----- Supplied material -----

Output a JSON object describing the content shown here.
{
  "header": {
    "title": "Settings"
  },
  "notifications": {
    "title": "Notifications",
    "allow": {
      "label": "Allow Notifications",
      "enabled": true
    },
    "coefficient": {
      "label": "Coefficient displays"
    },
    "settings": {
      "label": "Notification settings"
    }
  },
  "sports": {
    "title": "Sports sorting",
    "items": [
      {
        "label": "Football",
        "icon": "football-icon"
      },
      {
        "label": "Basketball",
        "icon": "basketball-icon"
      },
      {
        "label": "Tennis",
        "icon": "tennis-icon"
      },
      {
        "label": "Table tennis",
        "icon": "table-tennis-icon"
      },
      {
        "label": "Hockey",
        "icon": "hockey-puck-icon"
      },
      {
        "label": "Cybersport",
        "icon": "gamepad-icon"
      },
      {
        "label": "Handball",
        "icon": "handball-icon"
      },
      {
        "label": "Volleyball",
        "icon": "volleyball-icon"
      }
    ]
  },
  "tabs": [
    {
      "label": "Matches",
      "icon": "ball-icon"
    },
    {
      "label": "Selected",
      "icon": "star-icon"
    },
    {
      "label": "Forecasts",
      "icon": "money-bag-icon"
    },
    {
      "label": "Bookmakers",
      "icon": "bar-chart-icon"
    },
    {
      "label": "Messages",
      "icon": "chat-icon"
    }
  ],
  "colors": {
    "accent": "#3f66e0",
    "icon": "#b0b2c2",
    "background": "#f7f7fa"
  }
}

-----

* Goal: Look through the entries and return every line where "title" appears.

* Written answer:
    "title": "Settings"
    "title": "Notifications",
    "title": "Sports sorting",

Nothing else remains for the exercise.